* _Written problem_: In the entries below, locate the line with "Convert this screenshot", then give again that line and all lines after it, exactly, with pictures omitted.
--------
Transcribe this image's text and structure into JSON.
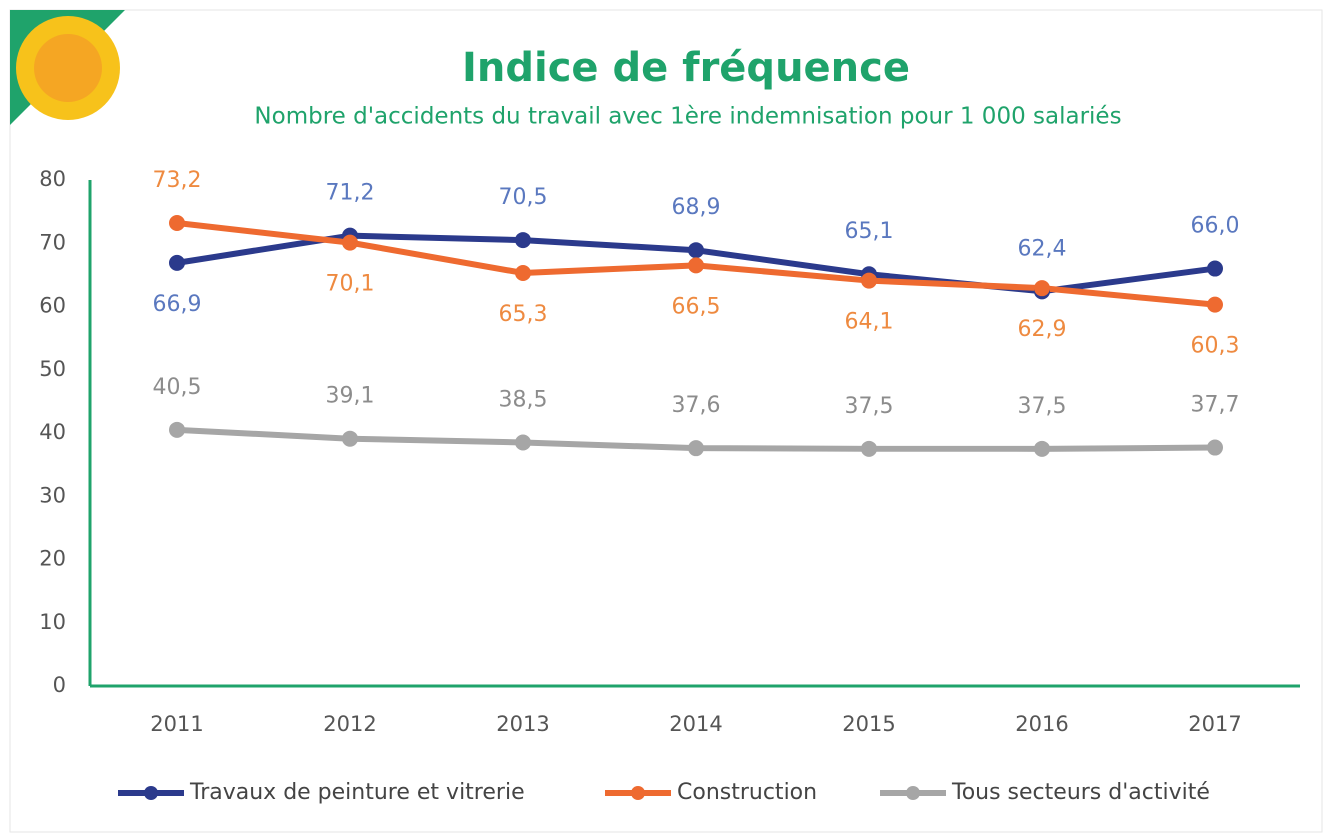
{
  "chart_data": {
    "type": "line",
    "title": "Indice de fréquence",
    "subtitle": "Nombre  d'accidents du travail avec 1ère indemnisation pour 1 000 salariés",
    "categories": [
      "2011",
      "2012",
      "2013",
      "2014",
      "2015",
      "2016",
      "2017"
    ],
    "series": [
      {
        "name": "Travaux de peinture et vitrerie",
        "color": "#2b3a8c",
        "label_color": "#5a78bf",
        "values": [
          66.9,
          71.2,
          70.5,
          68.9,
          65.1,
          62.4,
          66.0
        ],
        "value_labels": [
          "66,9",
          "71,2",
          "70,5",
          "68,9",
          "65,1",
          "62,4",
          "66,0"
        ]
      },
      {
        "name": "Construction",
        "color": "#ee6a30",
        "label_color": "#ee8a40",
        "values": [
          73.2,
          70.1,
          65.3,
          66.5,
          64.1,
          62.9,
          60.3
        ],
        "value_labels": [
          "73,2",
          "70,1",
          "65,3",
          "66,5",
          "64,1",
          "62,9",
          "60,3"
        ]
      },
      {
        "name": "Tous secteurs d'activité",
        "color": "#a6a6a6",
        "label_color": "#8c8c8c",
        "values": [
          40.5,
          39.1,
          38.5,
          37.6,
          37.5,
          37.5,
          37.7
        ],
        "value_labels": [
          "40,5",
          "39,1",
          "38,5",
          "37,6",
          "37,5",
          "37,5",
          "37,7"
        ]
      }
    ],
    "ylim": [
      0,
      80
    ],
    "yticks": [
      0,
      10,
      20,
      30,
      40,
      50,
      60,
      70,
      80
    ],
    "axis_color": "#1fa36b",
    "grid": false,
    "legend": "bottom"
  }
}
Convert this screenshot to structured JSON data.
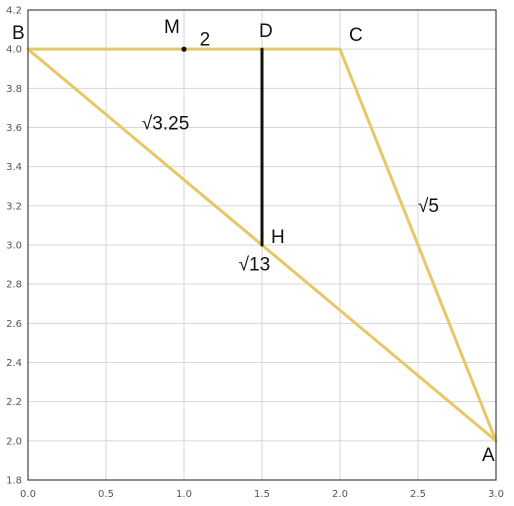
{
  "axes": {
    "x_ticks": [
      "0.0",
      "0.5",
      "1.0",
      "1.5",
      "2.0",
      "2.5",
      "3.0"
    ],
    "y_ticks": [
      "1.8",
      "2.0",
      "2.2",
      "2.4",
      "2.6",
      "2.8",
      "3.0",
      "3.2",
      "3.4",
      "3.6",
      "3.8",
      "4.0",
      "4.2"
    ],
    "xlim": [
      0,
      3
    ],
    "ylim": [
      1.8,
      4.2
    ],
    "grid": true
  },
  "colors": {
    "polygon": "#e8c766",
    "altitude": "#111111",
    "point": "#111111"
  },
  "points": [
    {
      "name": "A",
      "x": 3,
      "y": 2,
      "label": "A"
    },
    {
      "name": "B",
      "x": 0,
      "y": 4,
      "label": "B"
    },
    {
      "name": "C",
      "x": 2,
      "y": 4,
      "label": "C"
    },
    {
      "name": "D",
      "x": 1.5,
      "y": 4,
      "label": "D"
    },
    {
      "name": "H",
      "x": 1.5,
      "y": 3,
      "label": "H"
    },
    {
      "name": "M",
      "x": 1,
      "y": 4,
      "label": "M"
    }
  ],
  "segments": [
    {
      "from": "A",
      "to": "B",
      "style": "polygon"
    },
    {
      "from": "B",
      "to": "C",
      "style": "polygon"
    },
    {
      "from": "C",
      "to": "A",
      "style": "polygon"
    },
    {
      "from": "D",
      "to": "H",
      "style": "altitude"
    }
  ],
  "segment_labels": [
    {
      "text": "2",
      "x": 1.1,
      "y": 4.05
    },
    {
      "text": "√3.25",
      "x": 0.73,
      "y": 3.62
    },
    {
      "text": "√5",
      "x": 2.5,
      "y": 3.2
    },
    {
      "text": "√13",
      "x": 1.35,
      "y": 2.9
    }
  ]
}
--------
* _Written answer_:
Convert this screenshot to structured JSON data.
{
  "axes": {
    "x_ticks": [
      "0.0",
      "0.5",
      "1.0",
      "1.5",
      "2.0",
      "2.5",
      "3.0"
    ],
    "y_ticks": [
      "1.8",
      "2.0",
      "2.2",
      "2.4",
      "2.6",
      "2.8",
      "3.0",
      "3.2",
      "3.4",
      "3.6",
      "3.8",
      "4.0",
      "4.2"
    ],
    "xlim": [
      0,
      3
    ],
    "ylim": [
      1.8,
      4.2
    ],
    "grid": true
  },
  "colors": {
    "polygon": "#e8c766",
    "altitude": "#111111",
    "point": "#111111"
  },
  "points": [
    {
      "name": "A",
      "x": 3,
      "y": 2,
      "label": "A"
    },
    {
      "name": "B",
      "x": 0,
      "y": 4,
      "label": "B"
    },
    {
      "name": "C",
      "x": 2,
      "y": 4,
      "label": "C"
    },
    {
      "name": "D",
      "x": 1.5,
      "y": 4,
      "label": "D"
    },
    {
      "name": "H",
      "x": 1.5,
      "y": 3,
      "label": "H"
    },
    {
      "name": "M",
      "x": 1,
      "y": 4,
      "label": "M"
    }
  ],
  "segments": [
    {
      "from": "A",
      "to": "B",
      "style": "polygon"
    },
    {
      "from": "B",
      "to": "C",
      "style": "polygon"
    },
    {
      "from": "C",
      "to": "A",
      "style": "polygon"
    },
    {
      "from": "D",
      "to": "H",
      "style": "altitude"
    }
  ],
  "segment_labels": [
    {
      "text": "2",
      "x": 1.1,
      "y": 4.05
    },
    {
      "text": "√3.25",
      "x": 0.73,
      "y": 3.62
    },
    {
      "text": "√5",
      "x": 2.5,
      "y": 3.2
    },
    {
      "text": "√13",
      "x": 1.35,
      "y": 2.9
    }
  ]
}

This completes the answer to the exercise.